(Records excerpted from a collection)
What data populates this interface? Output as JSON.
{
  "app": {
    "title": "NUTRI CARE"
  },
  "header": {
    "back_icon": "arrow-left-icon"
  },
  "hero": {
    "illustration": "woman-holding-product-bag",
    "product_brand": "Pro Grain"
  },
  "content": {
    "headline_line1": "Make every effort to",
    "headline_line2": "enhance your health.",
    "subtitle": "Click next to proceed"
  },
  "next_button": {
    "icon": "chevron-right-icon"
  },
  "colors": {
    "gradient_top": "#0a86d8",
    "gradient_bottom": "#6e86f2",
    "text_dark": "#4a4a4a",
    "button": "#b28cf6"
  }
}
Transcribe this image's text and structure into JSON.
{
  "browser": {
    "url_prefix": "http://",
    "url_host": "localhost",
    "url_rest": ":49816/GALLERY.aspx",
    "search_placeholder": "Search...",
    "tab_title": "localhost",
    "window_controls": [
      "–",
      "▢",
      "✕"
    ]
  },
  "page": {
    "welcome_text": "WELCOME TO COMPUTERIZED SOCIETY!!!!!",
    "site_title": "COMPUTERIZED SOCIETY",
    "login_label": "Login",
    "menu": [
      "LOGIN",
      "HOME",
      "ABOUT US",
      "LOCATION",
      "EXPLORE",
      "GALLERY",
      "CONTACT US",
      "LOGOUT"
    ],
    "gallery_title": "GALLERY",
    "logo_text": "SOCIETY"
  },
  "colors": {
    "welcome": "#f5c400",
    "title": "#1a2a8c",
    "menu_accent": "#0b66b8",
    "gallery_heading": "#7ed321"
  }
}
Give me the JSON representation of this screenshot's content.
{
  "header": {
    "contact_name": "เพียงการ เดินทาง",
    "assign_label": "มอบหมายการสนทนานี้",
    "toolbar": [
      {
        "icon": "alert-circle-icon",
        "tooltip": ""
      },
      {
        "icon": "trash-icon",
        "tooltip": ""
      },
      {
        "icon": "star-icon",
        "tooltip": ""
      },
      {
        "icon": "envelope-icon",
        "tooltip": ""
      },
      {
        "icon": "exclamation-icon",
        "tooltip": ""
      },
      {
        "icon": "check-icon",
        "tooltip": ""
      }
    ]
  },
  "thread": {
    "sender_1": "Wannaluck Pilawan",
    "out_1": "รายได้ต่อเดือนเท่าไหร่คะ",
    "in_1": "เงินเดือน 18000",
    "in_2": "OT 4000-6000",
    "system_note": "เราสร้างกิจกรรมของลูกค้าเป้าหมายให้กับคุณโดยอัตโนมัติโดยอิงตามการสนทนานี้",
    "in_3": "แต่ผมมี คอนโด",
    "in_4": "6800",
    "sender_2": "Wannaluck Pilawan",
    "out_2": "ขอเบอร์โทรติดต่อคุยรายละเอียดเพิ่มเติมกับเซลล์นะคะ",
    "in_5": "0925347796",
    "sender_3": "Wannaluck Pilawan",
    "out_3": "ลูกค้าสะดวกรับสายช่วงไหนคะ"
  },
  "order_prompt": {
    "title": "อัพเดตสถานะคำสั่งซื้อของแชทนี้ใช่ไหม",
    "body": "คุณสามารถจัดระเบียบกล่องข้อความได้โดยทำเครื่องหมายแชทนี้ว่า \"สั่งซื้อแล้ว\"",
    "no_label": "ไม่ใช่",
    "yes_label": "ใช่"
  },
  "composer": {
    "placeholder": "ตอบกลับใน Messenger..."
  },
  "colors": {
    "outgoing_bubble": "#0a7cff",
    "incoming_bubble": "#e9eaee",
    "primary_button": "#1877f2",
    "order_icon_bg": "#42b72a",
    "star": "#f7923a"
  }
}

Task description: Please reproduce the entire listing, exactly as shown.

Result:
What data populates this interface? Output as JSON.
{
  "app": {
    "title": "NUTRI CARE"
  },
  "header": {
    "back_icon": "arrow-left-icon"
  },
  "hero": {
    "illustration": "woman-holding-product-bag",
    "product_brand": "Pro Grain"
  },
  "content": {
    "headline_line1": "Make every effort to",
    "headline_line2": "enhance your health.",
    "subtitle": "Click next to proceed"
  },
  "next_button": {
    "icon": "chevron-right-icon"
  },
  "colors": {
    "gradient_top": "#0a86d8",
    "gradient_bottom": "#6e86f2",
    "text_dark": "#4a4a4a",
    "button": "#b28cf6"
  }
}
Transcribe this image's text and structure into JSON.
{
  "browser": {
    "url_prefix": "http://",
    "url_host": "localhost",
    "url_rest": ":49816/GALLERY.aspx",
    "search_placeholder": "Search...",
    "tab_title": "localhost",
    "window_controls": [
      "–",
      "▢",
      "✕"
    ]
  },
  "page": {
    "welcome_text": "WELCOME TO COMPUTERIZED SOCIETY!!!!!",
    "site_title": "COMPUTERIZED SOCIETY",
    "login_label": "Login",
    "menu": [
      "LOGIN",
      "HOME",
      "ABOUT US",
      "LOCATION",
      "EXPLORE",
      "GALLERY",
      "CONTACT US",
      "LOGOUT"
    ],
    "gallery_title": "GALLERY",
    "logo_text": "SOCIETY"
  },
  "colors": {
    "welcome": "#f5c400",
    "title": "#1a2a8c",
    "menu_accent": "#0b66b8",
    "gallery_heading": "#7ed321"
  }
}
Give me the JSON representation of this screenshot's content.
{
  "header": {
    "contact_name": "เพียงการ เดินทาง",
    "assign_label": "มอบหมายการสนทนานี้",
    "toolbar": [
      {
        "icon": "alert-circle-icon",
        "tooltip": ""
      },
      {
        "icon": "trash-icon",
        "tooltip": ""
      },
      {
        "icon": "star-icon",
        "tooltip": ""
      },
      {
        "icon": "envelope-icon",
        "tooltip": ""
      },
      {
        "icon": "exclamation-icon",
        "tooltip": ""
      },
      {
        "icon": "check-icon",
        "tooltip": ""
      }
    ]
  },
  "thread": {
    "sender_1": "Wannaluck Pilawan",
    "out_1": "รายได้ต่อเดือนเท่าไหร่คะ",
    "in_1": "เงินเดือน 18000",
    "in_2": "OT 4000-6000",
    "system_note": "เราสร้างกิจกรรมของลูกค้าเป้าหมายให้กับคุณโดยอัตโนมัติโดยอิงตามการสนทนานี้",
    "in_3": "แต่ผมมี คอนโด",
    "in_4": "6800",
    "sender_2": "Wannaluck Pilawan",
    "out_2": "ขอเบอร์โทรติดต่อคุยรายละเอียดเพิ่มเติมกับเซลล์นะคะ",
    "in_5": "0925347796",
    "sender_3": "Wannaluck Pilawan",
    "out_3": "ลูกค้าสะดวกรับสายช่วงไหนคะ"
  },
  "order_prompt": {
    "title": "อัพเดตสถานะคำสั่งซื้อของแชทนี้ใช่ไหม",
    "body": "คุณสามารถจัดระเบียบกล่องข้อความได้โดยทำเครื่องหมายแชทนี้ว่า \"สั่งซื้อแล้ว\"",
    "no_label": "ไม่ใช่",
    "yes_label": "ใช่"
  },
  "composer": {
    "placeholder": "ตอบกลับใน Messenger..."
  },
  "colors": {
    "outgoing_bubble": "#0a7cff",
    "incoming_bubble": "#e9eaee",
    "primary_button": "#1877f2",
    "order_icon_bg": "#42b72a",
    "star": "#f7923a"
  }
}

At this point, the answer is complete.